**REQUEST:** Report every line in the listing below where the string "Watts" shows up.

:::::

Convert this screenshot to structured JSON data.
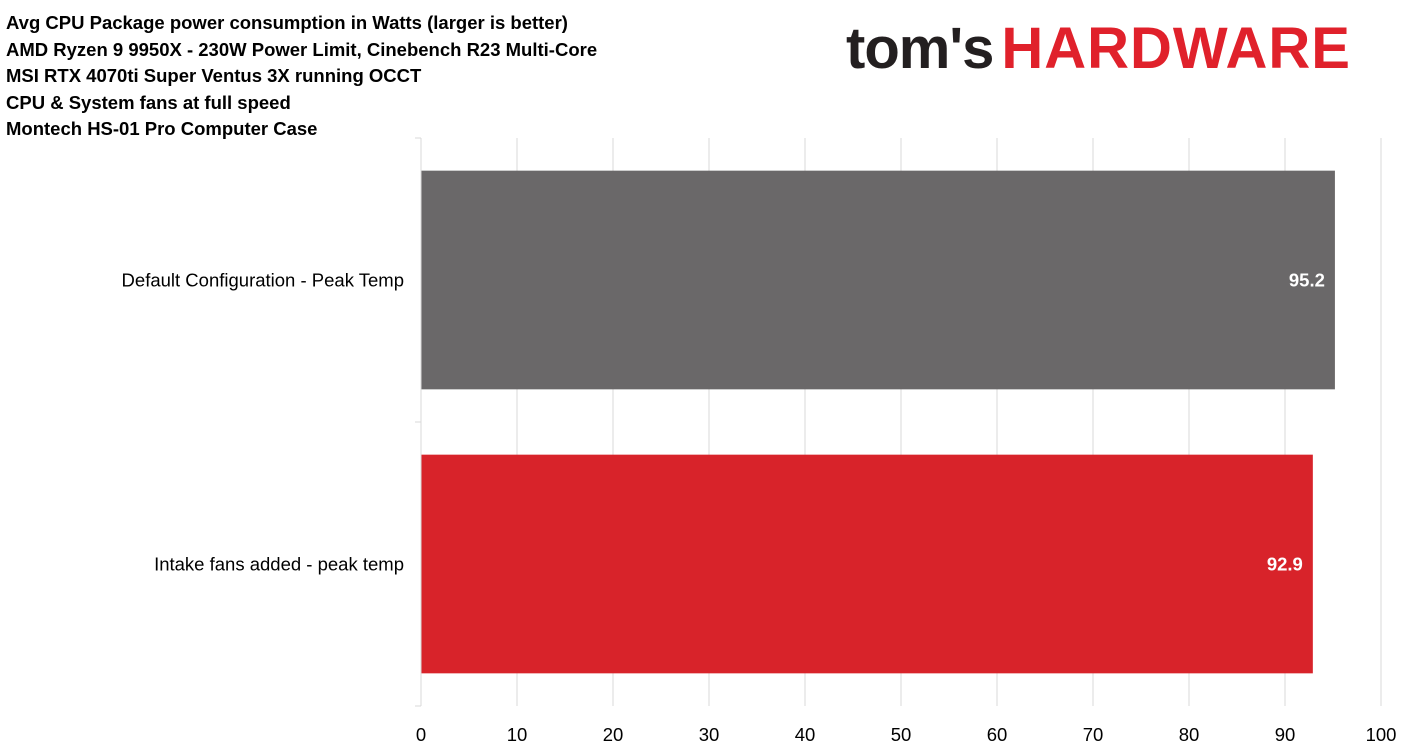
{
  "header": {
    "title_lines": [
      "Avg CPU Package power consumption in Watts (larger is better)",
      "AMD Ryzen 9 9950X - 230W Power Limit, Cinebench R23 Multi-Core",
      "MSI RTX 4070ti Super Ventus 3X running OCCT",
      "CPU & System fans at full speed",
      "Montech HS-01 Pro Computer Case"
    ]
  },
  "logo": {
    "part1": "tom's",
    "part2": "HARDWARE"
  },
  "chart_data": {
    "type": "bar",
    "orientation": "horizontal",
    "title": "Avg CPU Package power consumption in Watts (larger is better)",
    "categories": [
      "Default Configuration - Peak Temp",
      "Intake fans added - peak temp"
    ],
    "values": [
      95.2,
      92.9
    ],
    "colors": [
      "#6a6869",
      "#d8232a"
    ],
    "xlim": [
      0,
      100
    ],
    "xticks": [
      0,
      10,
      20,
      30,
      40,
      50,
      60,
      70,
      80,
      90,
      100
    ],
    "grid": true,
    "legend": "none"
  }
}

:::::

**OUTPUT FOR THIS TASK:**
      "Avg CPU Package power consumption in Watts (larger is better)",
    "title": "Avg CPU Package power consumption in Watts (larger is better)",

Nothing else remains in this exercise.